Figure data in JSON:
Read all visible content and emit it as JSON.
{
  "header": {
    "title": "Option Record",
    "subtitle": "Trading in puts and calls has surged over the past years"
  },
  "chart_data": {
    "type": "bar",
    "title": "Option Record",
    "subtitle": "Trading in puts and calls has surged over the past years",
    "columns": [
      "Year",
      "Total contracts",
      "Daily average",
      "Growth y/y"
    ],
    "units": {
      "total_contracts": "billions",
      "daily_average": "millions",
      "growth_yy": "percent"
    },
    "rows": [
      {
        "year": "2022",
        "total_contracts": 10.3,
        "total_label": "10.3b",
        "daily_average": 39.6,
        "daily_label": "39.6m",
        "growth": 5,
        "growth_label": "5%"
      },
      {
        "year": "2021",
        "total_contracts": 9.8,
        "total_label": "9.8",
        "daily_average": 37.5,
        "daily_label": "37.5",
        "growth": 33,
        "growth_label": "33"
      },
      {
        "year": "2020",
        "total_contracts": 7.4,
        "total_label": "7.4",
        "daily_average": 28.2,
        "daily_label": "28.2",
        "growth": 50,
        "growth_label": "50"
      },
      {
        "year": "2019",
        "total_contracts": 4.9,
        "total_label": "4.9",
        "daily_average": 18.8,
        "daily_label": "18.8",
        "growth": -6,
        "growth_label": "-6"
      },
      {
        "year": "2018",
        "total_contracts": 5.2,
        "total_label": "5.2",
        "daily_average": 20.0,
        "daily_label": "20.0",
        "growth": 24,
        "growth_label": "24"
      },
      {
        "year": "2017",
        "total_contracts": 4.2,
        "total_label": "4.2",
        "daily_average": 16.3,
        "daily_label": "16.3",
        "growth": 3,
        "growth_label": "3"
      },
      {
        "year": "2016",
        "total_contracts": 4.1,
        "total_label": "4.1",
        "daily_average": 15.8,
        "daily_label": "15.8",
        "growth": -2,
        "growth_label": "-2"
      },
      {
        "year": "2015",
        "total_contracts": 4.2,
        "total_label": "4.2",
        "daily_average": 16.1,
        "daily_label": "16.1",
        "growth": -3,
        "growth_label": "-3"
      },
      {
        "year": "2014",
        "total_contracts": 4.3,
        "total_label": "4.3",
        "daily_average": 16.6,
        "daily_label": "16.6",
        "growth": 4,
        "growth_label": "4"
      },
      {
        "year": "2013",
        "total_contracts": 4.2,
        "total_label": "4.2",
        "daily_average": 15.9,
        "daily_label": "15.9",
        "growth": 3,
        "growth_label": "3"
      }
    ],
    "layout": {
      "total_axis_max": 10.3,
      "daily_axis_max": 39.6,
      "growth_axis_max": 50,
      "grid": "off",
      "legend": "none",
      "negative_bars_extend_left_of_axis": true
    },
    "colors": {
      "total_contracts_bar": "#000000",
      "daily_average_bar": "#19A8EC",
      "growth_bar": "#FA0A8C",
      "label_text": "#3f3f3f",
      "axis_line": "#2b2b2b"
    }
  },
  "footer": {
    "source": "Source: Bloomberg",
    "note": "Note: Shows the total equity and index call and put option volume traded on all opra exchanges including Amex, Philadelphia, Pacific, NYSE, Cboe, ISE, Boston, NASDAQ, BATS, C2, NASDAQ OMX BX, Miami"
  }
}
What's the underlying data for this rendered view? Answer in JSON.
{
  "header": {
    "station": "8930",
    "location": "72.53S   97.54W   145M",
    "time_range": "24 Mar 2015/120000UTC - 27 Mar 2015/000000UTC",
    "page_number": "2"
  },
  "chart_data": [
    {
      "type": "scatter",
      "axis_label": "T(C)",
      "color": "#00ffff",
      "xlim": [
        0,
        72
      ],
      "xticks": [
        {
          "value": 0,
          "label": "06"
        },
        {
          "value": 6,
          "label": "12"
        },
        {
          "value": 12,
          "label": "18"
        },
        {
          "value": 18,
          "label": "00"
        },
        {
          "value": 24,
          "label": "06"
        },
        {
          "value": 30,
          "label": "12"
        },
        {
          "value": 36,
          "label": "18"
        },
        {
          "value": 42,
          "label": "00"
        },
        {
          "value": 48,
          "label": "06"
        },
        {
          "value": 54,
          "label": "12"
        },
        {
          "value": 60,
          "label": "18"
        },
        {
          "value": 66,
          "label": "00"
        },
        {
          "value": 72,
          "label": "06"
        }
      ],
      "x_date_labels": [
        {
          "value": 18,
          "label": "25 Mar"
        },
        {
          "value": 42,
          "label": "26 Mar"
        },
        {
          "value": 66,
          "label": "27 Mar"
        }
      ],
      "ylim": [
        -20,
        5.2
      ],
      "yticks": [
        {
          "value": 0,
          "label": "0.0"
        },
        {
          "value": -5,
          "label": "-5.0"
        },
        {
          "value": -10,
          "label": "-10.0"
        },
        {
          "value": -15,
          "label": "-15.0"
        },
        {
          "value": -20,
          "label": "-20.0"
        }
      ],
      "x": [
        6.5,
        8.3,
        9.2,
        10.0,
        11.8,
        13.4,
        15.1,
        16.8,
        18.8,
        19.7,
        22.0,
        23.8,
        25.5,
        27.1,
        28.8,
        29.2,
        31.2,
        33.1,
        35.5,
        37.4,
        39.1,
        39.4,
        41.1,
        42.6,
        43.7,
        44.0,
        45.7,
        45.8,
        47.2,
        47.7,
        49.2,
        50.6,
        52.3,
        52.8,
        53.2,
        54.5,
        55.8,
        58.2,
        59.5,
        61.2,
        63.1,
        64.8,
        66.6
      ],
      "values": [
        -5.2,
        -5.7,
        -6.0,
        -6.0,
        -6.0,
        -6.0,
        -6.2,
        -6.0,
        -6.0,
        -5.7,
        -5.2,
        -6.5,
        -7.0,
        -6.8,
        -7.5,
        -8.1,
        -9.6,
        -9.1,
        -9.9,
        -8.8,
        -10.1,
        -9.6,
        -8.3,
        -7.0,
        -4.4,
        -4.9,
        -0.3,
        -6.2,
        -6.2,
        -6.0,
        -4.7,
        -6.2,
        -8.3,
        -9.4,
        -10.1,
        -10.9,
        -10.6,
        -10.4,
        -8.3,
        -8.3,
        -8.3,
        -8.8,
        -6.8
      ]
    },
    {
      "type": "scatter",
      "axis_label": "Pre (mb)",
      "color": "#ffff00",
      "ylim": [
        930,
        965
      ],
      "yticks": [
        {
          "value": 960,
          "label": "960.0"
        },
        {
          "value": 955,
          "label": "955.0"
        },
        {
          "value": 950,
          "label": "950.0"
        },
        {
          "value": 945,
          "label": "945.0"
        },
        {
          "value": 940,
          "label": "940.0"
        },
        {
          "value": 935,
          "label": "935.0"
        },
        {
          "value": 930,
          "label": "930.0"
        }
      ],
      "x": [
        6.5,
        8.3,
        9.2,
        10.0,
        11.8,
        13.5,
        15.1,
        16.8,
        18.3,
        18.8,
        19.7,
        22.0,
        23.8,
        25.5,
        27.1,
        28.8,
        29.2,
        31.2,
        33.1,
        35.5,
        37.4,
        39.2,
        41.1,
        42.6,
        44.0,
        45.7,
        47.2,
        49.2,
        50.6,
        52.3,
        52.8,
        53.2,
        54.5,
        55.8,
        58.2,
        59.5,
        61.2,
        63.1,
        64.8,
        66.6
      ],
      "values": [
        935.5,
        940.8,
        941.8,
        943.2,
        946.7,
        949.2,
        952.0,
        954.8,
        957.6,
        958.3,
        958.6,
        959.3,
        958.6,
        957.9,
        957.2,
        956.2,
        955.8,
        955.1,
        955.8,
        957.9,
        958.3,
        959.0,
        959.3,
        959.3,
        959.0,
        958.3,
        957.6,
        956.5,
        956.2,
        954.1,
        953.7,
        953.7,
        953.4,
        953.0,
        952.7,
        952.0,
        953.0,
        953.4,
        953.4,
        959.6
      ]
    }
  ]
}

> [Given instruction] Print all of the entries exactly as they appear.

> [Exercise output]
Read all visible content and emit it as JSON.
{
  "header": {
    "title": "Option Record",
    "subtitle": "Trading in puts and calls has surged over the past years"
  },
  "chart_data": {
    "type": "bar",
    "title": "Option Record",
    "subtitle": "Trading in puts and calls has surged over the past years",
    "columns": [
      "Year",
      "Total contracts",
      "Daily average",
      "Growth y/y"
    ],
    "units": {
      "total_contracts": "billions",
      "daily_average": "millions",
      "growth_yy": "percent"
    },
    "rows": [
      {
        "year": "2022",
        "total_contracts": 10.3,
        "total_label": "10.3b",
        "daily_average": 39.6,
        "daily_label": "39.6m",
        "growth": 5,
        "growth_label": "5%"
      },
      {
        "year": "2021",
        "total_contracts": 9.8,
        "total_label": "9.8",
        "daily_average": 37.5,
        "daily_label": "37.5",
        "growth": 33,
        "growth_label": "33"
      },
      {
        "year": "2020",
        "total_contracts": 7.4,
        "total_label": "7.4",
        "daily_average": 28.2,
        "daily_label": "28.2",
        "growth": 50,
        "growth_label": "50"
      },
      {
        "year": "2019",
        "total_contracts": 4.9,
        "total_label": "4.9",
        "daily_average": 18.8,
        "daily_label": "18.8",
        "growth": -6,
        "growth_label": "-6"
      },
      {
        "year": "2018",
        "total_contracts": 5.2,
        "total_label": "5.2",
        "daily_average": 20.0,
        "daily_label": "20.0",
        "growth": 24,
        "growth_label": "24"
      },
      {
        "year": "2017",
        "total_contracts": 4.2,
        "total_label": "4.2",
        "daily_average": 16.3,
        "daily_label": "16.3",
        "growth": 3,
        "growth_label": "3"
      },
      {
        "year": "2016",
        "total_contracts": 4.1,
        "total_label": "4.1",
        "daily_average": 15.8,
        "daily_label": "15.8",
        "growth": -2,
        "growth_label": "-2"
      },
      {
        "year": "2015",
        "total_contracts": 4.2,
        "total_label": "4.2",
        "daily_average": 16.1,
        "daily_label": "16.1",
        "growth": -3,
        "growth_label": "-3"
      },
      {
        "year": "2014",
        "total_contracts": 4.3,
        "total_label": "4.3",
        "daily_average": 16.6,
        "daily_label": "16.6",
        "growth": 4,
        "growth_label": "4"
      },
      {
        "year": "2013",
        "total_contracts": 4.2,
        "total_label": "4.2",
        "daily_average": 15.9,
        "daily_label": "15.9",
        "growth": 3,
        "growth_label": "3"
      }
    ],
    "layout": {
      "total_axis_max": 10.3,
      "daily_axis_max": 39.6,
      "growth_axis_max": 50,
      "grid": "off",
      "legend": "none",
      "negative_bars_extend_left_of_axis": true
    },
    "colors": {
      "total_contracts_bar": "#000000",
      "daily_average_bar": "#19A8EC",
      "growth_bar": "#FA0A8C",
      "label_text": "#3f3f3f",
      "axis_line": "#2b2b2b"
    }
  },
  "footer": {
    "source": "Source: Bloomberg",
    "note": "Note: Shows the total equity and index call and put option volume traded on all opra exchanges including Amex, Philadelphia, Pacific, NYSE, Cboe, ISE, Boston, NASDAQ, BATS, C2, NASDAQ OMX BX, Miami"
  }
}
What's the underlying data for this rendered view? Answer in JSON.
{
  "header": {
    "station": "8930",
    "location": "72.53S   97.54W   145M",
    "time_range": "24 Mar 2015/120000UTC - 27 Mar 2015/000000UTC",
    "page_number": "2"
  },
  "chart_data": [
    {
      "type": "scatter",
      "axis_label": "T(C)",
      "color": "#00ffff",
      "xlim": [
        0,
        72
      ],
      "xticks": [
        {
          "value": 0,
          "label": "06"
        },
        {
          "value": 6,
          "label": "12"
        },
        {
          "value": 12,
          "label": "18"
        },
        {
          "value": 18,
          "label": "00"
        },
        {
          "value": 24,
          "label": "06"
        },
        {
          "value": 30,
          "label": "12"
        },
        {
          "value": 36,
          "label": "18"
        },
        {
          "value": 42,
          "label": "00"
        },
        {
          "value": 48,
          "label": "06"
        },
        {
          "value": 54,
          "label": "12"
        },
        {
          "value": 60,
          "label": "18"
        },
        {
          "value": 66,
          "label": "00"
        },
        {
          "value": 72,
          "label": "06"
        }
      ],
      "x_date_labels": [
        {
          "value": 18,
          "label": "25 Mar"
        },
        {
          "value": 42,
          "label": "26 Mar"
        },
        {
          "value": 66,
          "label": "27 Mar"
        }
      ],
      "ylim": [
        -20,
        5.2
      ],
      "yticks": [
        {
          "value": 0,
          "label": "0.0"
        },
        {
          "value": -5,
          "label": "-5.0"
        },
        {
          "value": -10,
          "label": "-10.0"
        },
        {
          "value": -15,
          "label": "-15.0"
        },
        {
          "value": -20,
          "label": "-20.0"
        }
      ],
      "x": [
        6.5,
        8.3,
        9.2,
        10.0,
        11.8,
        13.4,
        15.1,
        16.8,
        18.8,
        19.7,
        22.0,
        23.8,
        25.5,
        27.1,
        28.8,
        29.2,
        31.2,
        33.1,
        35.5,
        37.4,
        39.1,
        39.4,
        41.1,
        42.6,
        43.7,
        44.0,
        45.7,
        45.8,
        47.2,
        47.7,
        49.2,
        50.6,
        52.3,
        52.8,
        53.2,
        54.5,
        55.8,
        58.2,
        59.5,
        61.2,
        63.1,
        64.8,
        66.6
      ],
      "values": [
        -5.2,
        -5.7,
        -6.0,
        -6.0,
        -6.0,
        -6.0,
        -6.2,
        -6.0,
        -6.0,
        -5.7,
        -5.2,
        -6.5,
        -7.0,
        -6.8,
        -7.5,
        -8.1,
        -9.6,
        -9.1,
        -9.9,
        -8.8,
        -10.1,
        -9.6,
        -8.3,
        -7.0,
        -4.4,
        -4.9,
        -0.3,
        -6.2,
        -6.2,
        -6.0,
        -4.7,
        -6.2,
        -8.3,
        -9.4,
        -10.1,
        -10.9,
        -10.6,
        -10.4,
        -8.3,
        -8.3,
        -8.3,
        -8.8,
        -6.8
      ]
    },
    {
      "type": "scatter",
      "axis_label": "Pre (mb)",
      "color": "#ffff00",
      "ylim": [
        930,
        965
      ],
      "yticks": [
        {
          "value": 960,
          "label": "960.0"
        },
        {
          "value": 955,
          "label": "955.0"
        },
        {
          "value": 950,
          "label": "950.0"
        },
        {
          "value": 945,
          "label": "945.0"
        },
        {
          "value": 940,
          "label": "940.0"
        },
        {
          "value": 935,
          "label": "935.0"
        },
        {
          "value": 930,
          "label": "930.0"
        }
      ],
      "x": [
        6.5,
        8.3,
        9.2,
        10.0,
        11.8,
        13.5,
        15.1,
        16.8,
        18.3,
        18.8,
        19.7,
        22.0,
        23.8,
        25.5,
        27.1,
        28.8,
        29.2,
        31.2,
        33.1,
        35.5,
        37.4,
        39.2,
        41.1,
        42.6,
        44.0,
        45.7,
        47.2,
        49.2,
        50.6,
        52.3,
        52.8,
        53.2,
        54.5,
        55.8,
        58.2,
        59.5,
        61.2,
        63.1,
        64.8,
        66.6
      ],
      "values": [
        935.5,
        940.8,
        941.8,
        943.2,
        946.7,
        949.2,
        952.0,
        954.8,
        957.6,
        958.3,
        958.6,
        959.3,
        958.6,
        957.9,
        957.2,
        956.2,
        955.8,
        955.1,
        955.8,
        957.9,
        958.3,
        959.0,
        959.3,
        959.3,
        959.0,
        958.3,
        957.6,
        956.5,
        956.2,
        954.1,
        953.7,
        953.7,
        953.4,
        953.0,
        952.7,
        952.0,
        953.0,
        953.4,
        953.4,
        959.6
      ]
    }
  ]
}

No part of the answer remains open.